Merger or not, airlines don't switch people around unless badly necessary (IRROPS -- weather, plane mechanical failure etc). If they cancel the route entirely it's a different story but such radical changes rarely happen this fast.


Short answer: nearly no effect on the service.

For some cases, airlines merge means that only 1 airline brand exists. United & Continental, American and US airways are the examples. The aircraft, reservation and all others things are combined into same brand names.

On the other hand, some airlines will keep the subsidiaries' brand even when they totally take over another airlines, like Dragon Air (Cathay's subsidiary), IAG group (Parent company of BA & Iberia) and Air France-KLM. Although they have different brand name but they may combine their reserve system and other equipment, they may also codeshare their flight.

As the CEO of IAG said in May "Aer Lingus would maintain control of its brand and operation while gaining strength as part of a profitable and sustainable airline group in an industry that’s consolidating", Aer Lingus will maintain its own brandname even after it has been takeovered. Moreover, the part of the deal between IAG and Irsh government (25% Aer Lingus share) required not to decrease services between London and Ireland + North Ireland and increase transatlantic services.

Given the fact that BA wont forgo Aer Lingus brandname, and they wont reduce Aer Lingus transatlantic services in near future, plus the fact that BA wont fly between Dulles-Dublin , the services wont be affected in the nearly future.

PS: British Airways is not in the process of buying Aer Lingus, IAG has already bought Aer Lingus (98.05% share)


British Airways is neither buying nor merging with Aer Lingus.

**Given exercise 1:** In the airline merger passage, swap "airlines" for "carriers" in everything from "Merger or not, airlines" down to "codeshare their flight.".
**Given exercise 2:** Write the next part of the airline merger passage, picking up after its final sentence.

**Extracted information:**

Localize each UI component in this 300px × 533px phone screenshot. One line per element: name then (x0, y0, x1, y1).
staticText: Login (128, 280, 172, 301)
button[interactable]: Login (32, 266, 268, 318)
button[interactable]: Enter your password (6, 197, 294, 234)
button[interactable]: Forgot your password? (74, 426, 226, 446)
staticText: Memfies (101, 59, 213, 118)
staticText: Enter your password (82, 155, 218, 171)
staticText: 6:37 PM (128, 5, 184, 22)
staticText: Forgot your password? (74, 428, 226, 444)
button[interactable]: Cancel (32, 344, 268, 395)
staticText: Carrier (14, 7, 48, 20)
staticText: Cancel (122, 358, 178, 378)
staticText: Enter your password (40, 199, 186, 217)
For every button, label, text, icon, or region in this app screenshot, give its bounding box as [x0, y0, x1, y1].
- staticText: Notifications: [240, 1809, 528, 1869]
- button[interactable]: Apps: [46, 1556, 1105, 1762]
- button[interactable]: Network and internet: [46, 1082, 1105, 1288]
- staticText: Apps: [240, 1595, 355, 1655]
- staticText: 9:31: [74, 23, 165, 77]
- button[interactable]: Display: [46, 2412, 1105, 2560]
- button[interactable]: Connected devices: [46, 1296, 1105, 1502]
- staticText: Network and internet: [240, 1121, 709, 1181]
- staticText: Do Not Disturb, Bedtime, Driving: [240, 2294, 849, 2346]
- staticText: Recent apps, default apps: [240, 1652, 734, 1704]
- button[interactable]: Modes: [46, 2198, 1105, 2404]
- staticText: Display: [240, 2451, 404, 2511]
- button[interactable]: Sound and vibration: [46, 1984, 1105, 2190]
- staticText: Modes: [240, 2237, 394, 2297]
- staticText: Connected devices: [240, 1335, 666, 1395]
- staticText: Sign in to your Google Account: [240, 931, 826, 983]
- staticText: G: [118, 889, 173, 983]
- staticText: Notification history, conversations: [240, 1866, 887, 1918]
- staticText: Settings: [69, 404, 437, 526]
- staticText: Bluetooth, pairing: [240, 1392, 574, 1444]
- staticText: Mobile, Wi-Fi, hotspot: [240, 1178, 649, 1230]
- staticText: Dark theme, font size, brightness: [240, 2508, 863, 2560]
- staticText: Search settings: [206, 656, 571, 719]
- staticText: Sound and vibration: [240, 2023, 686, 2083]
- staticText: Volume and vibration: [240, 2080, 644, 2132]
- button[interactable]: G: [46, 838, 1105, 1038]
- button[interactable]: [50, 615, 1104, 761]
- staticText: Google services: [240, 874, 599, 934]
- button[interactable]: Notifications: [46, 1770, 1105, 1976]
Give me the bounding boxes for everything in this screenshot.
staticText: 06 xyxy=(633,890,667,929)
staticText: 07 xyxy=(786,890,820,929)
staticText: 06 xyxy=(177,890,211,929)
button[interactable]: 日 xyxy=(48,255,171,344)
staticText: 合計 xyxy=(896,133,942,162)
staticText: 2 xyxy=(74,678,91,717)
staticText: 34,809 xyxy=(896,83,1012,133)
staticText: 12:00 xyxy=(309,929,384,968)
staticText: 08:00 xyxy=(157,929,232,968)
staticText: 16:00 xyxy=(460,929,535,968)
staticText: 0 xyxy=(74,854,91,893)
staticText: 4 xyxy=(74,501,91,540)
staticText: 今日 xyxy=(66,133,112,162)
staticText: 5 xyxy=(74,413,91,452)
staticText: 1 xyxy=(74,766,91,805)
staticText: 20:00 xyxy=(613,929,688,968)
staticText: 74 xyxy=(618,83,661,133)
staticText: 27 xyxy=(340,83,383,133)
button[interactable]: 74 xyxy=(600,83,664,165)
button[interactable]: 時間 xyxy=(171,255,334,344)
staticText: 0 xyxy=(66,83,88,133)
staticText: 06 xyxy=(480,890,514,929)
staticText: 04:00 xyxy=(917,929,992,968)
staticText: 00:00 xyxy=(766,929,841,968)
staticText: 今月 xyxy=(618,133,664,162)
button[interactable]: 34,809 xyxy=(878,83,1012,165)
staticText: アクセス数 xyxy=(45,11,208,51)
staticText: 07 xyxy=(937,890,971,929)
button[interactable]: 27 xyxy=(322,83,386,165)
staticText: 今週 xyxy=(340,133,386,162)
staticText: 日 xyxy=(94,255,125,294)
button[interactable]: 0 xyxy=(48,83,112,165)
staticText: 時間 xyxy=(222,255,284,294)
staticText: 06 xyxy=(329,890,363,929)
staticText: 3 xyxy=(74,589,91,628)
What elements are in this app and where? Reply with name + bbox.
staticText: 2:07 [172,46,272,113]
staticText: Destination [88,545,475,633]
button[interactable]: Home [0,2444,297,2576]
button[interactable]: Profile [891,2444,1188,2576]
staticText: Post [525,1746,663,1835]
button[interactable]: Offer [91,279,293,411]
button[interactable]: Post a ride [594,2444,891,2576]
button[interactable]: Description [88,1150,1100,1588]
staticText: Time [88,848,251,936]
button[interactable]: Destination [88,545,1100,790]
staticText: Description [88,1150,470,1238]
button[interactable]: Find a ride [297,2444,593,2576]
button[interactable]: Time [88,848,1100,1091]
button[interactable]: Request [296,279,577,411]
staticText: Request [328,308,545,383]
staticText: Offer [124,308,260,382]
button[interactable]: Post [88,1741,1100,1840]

**Exercise output 1:**
Merger or not, carriers don't switch people around unless badly necessary (IRROPS -- weather, plane mechanical failure etc). If they cancel the route entirely it's a different story but such radical changes rarely happen this fast.


Short answer: nearly no effect on the service.

For some cases, carriers merge means that only 1 airline brand exists. United & Continental, American and US airways are the examples. The aircraft, reservation and all others things are combined into same brand names.

On the other hand, some carriers will keep the subsidiaries' brand even when they totally take over another carriers, like Dragon Air (Cathay's subsidiary), IAG group (Parent company of BA & Iberia) and Air France-KLM. Although they have different brand name but they may combine their reserve system and other equipment, they may also codeshare their flight.

**Exercise output 2:**
British Airways' parent holding company (a Spanish company called International Consolidated Airlines Group S.A. or IAG) has bought and delisted Aer Lingus. IAG already owns two other airlines (Iberia and Vueling) and is in the market for more, although this latest acquisition is going to take a lot of management time.

Your existing contractual arrangements with United and Aer Lingus will not be affected.

Ultimately, and subject to regulatory approval, IAG will be ending Aer Lingus's association with United and bringing it into their transatlantic joint business venture, which is a kind of cartel with American Airlines, British Airways, Iberia and Finnair, who coordinate prices and schedules on services between Europe and North America, and share their revenue. This will take at least a year because of major IT deficiencies at Aer Lingus and the complexity of the legal landscape. The Aer Lingus brand will be retained, indeed the plan is for a major expansion with Dublin being turned into a major transatlantic hub. Aer Lingus is not being subsumed by British Airways (nor by either of the other IAG-owned airlines).

However, to reiterate, although those codeshares on United will eventually disappear, this will not affect any existing tickets, save perhaps for making involuntary changes (where if anything you will have more options rather than fewer).